====== RECORDS PROVIDED

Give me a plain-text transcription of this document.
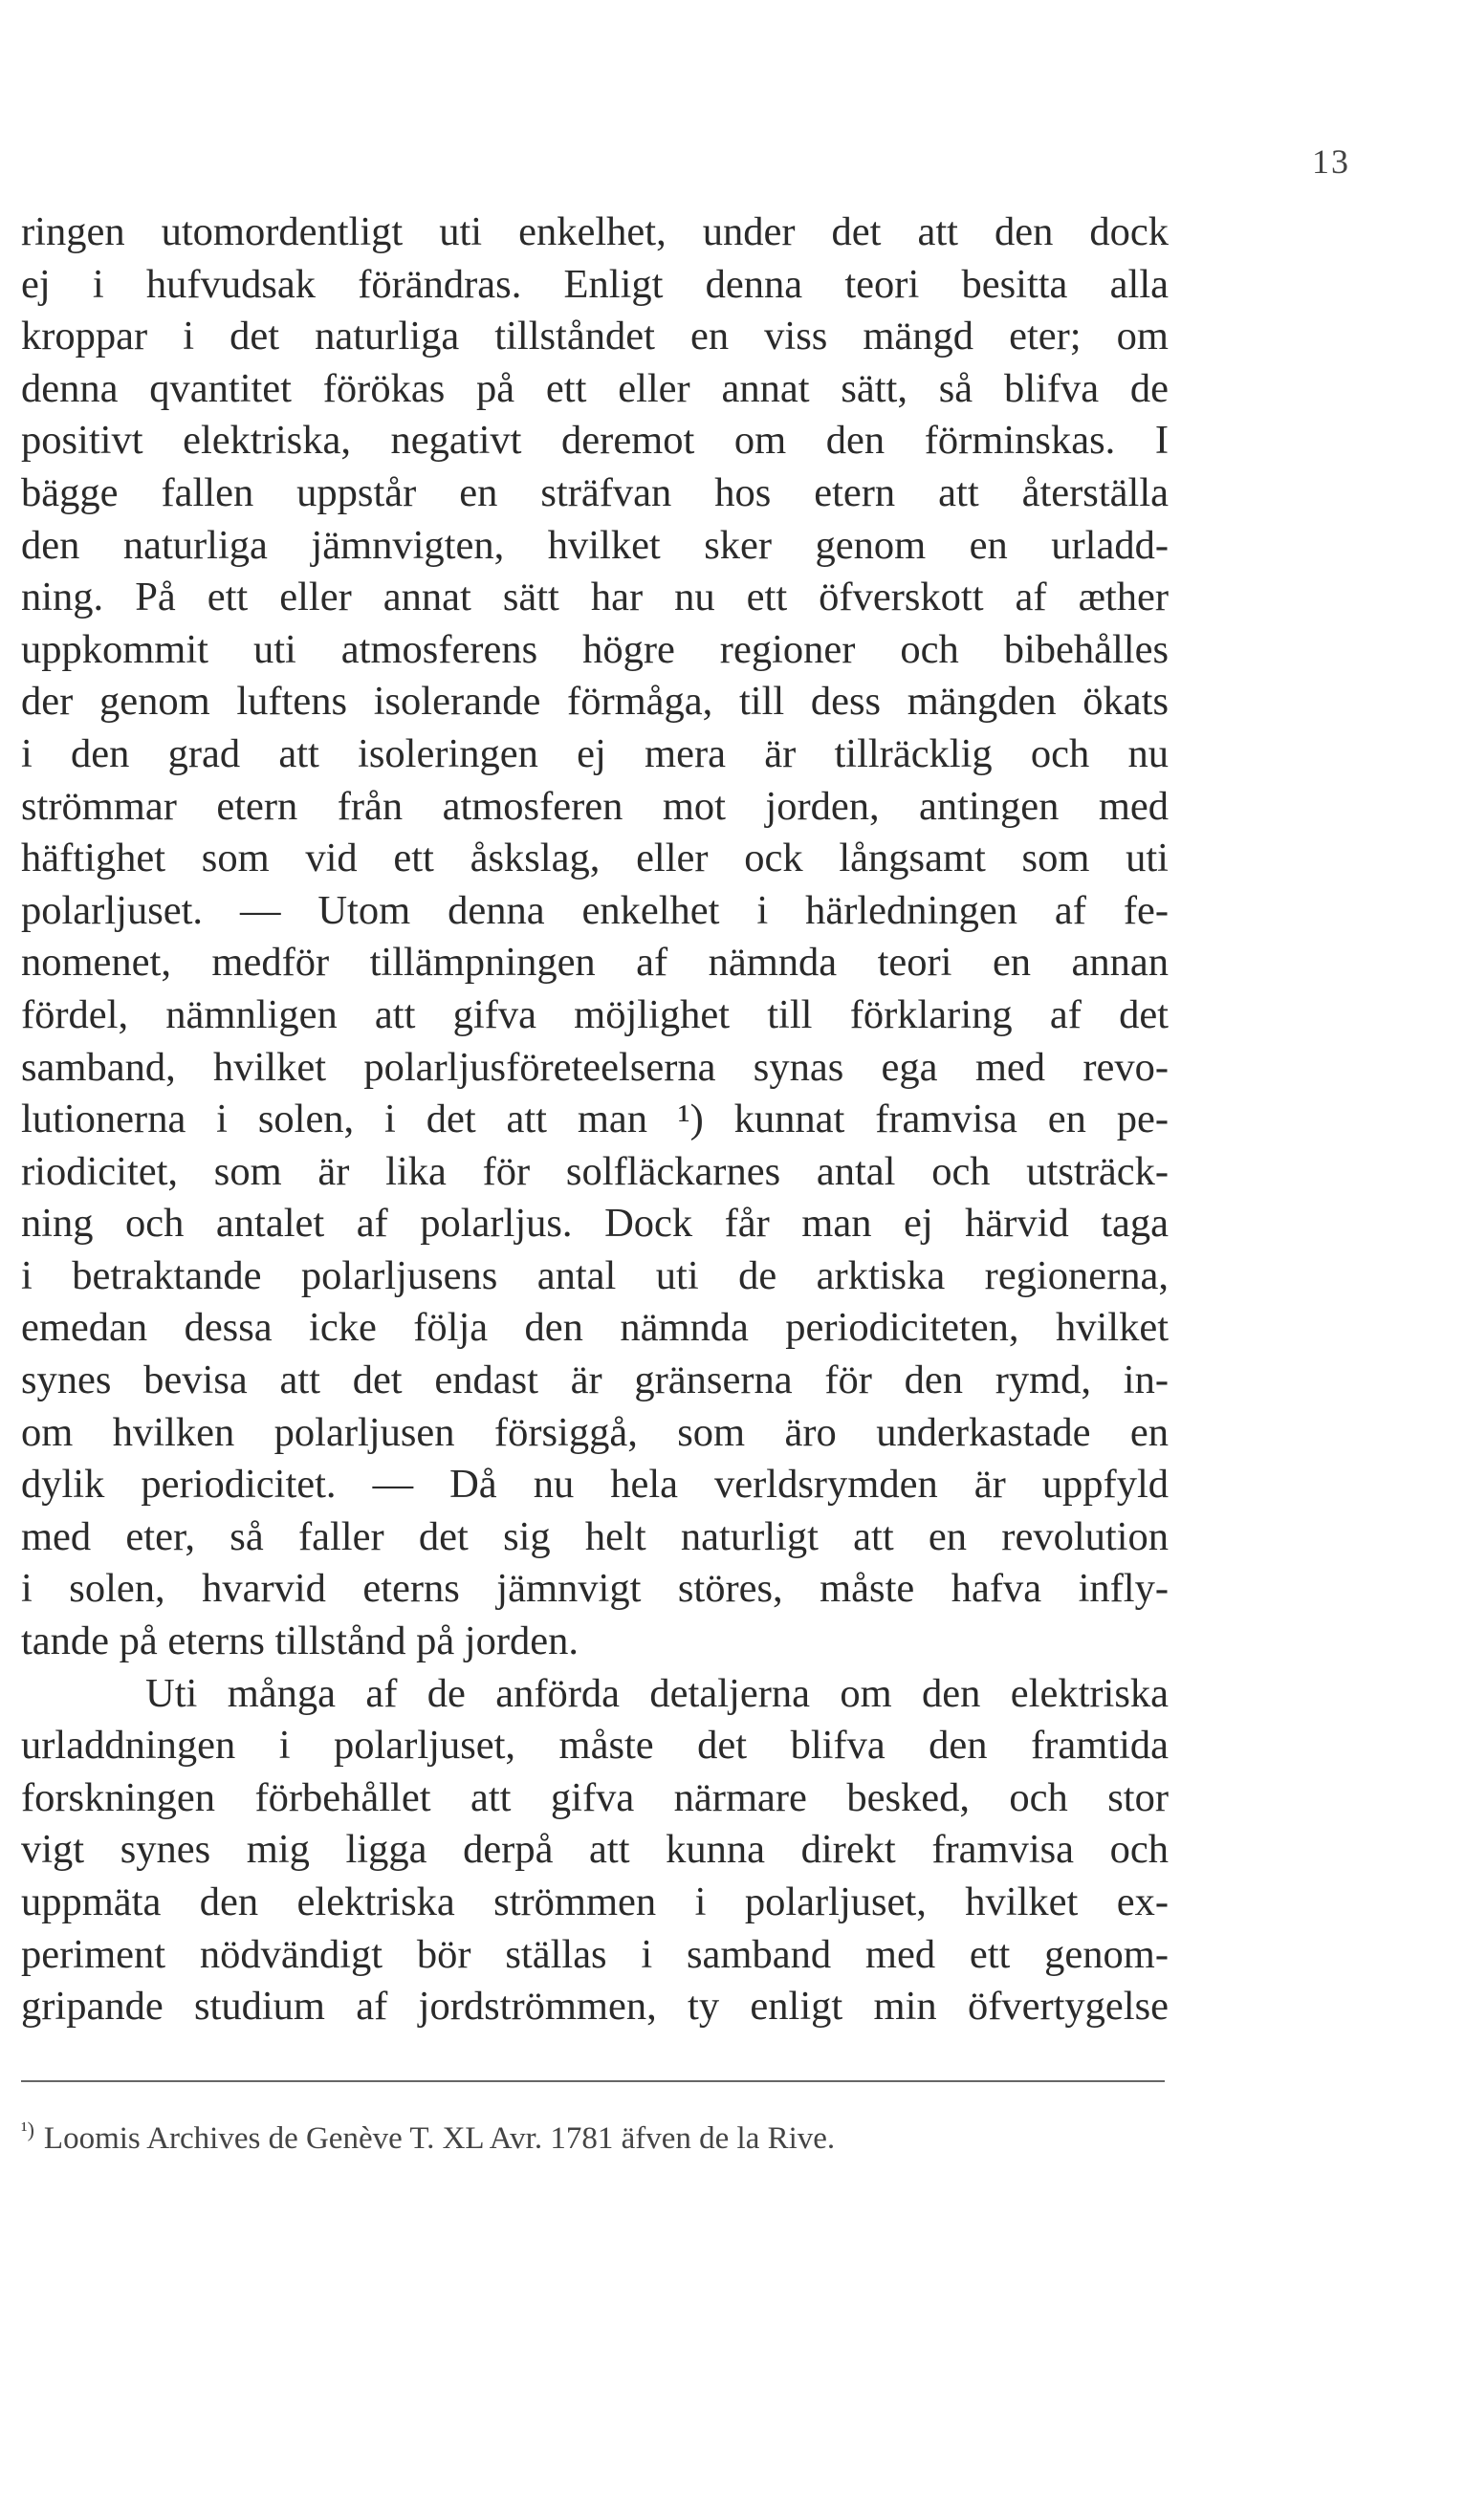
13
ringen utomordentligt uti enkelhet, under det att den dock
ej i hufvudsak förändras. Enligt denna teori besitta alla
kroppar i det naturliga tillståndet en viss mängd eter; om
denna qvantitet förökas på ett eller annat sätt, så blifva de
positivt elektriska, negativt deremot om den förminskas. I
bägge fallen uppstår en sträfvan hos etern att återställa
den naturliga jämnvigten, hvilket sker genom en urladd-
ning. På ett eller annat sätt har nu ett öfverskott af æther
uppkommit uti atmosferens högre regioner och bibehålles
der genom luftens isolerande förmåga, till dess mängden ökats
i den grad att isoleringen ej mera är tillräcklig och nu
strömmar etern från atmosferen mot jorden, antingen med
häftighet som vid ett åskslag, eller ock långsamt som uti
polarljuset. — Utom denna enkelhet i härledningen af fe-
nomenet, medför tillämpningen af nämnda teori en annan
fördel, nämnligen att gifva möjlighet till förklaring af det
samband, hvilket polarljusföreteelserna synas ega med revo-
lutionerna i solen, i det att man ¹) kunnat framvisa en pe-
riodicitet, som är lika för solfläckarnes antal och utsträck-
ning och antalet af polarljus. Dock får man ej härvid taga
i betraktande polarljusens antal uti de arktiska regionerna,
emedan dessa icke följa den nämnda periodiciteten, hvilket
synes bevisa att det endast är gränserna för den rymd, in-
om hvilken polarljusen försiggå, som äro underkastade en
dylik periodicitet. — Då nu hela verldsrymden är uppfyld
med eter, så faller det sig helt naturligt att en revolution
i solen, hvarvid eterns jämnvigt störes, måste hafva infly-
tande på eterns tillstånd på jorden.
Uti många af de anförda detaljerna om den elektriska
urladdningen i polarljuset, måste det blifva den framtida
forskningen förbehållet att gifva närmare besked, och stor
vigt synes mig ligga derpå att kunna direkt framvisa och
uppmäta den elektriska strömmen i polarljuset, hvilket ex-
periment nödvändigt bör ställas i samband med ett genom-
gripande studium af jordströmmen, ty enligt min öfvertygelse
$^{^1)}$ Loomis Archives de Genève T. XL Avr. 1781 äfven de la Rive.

============

Leave the pictures out and print every record exactly.

▸ **ANSWER TO THIS TASK**
Give me a plain-text transcription of this document.
13
ringen utomordentligt uti enkelhet, under det att den dock
ej i hufvudsak förändras. Enligt denna teori besitta alla
kroppar i det naturliga tillståndet en viss mängd eter; om
denna qvantitet förökas på ett eller annat sätt, så blifva de
positivt elektriska, negativt deremot om den förminskas. I
bägge fallen uppstår en sträfvan hos etern att återställa
den naturliga jämnvigten, hvilket sker genom en urladd-
ning. På ett eller annat sätt har nu ett öfverskott af æther
uppkommit uti atmosferens högre regioner och bibehålles
der genom luftens isolerande förmåga, till dess mängden ökats
i den grad att isoleringen ej mera är tillräcklig och nu
strömmar etern från atmosferen mot jorden, antingen med
häftighet som vid ett åskslag, eller ock långsamt som uti
polarljuset. — Utom denna enkelhet i härledningen af fe-
nomenet, medför tillämpningen af nämnda teori en annan
fördel, nämnligen att gifva möjlighet till förklaring af det
samband, hvilket polarljusföreteelserna synas ega med revo-
lutionerna i solen, i det att man ¹) kunnat framvisa en pe-
riodicitet, som är lika för solfläckarnes antal och utsträck-
ning och antalet af polarljus. Dock får man ej härvid taga
i betraktande polarljusens antal uti de arktiska regionerna,
emedan dessa icke följa den nämnda periodiciteten, hvilket
synes bevisa att det endast är gränserna för den rymd, in-
om hvilken polarljusen försiggå, som äro underkastade en
dylik periodicitet. — Då nu hela verldsrymden är uppfyld
med eter, så faller det sig helt naturligt att en revolution
i solen, hvarvid eterns jämnvigt störes, måste hafva infly-
tande på eterns tillstånd på jorden.
Uti många af de anförda detaljerna om den elektriska
urladdningen i polarljuset, måste det blifva den framtida
forskningen förbehållet att gifva närmare besked, och stor
vigt synes mig ligga derpå att kunna direkt framvisa och
uppmäta den elektriska strömmen i polarljuset, hvilket ex-
periment nödvändigt bör ställas i samband med ett genom-
gripande studium af jordströmmen, ty enligt min öfvertygelse
$^{^1)}$ Loomis Archives de Genève T. XL Avr. 1781 äfven de la Rive.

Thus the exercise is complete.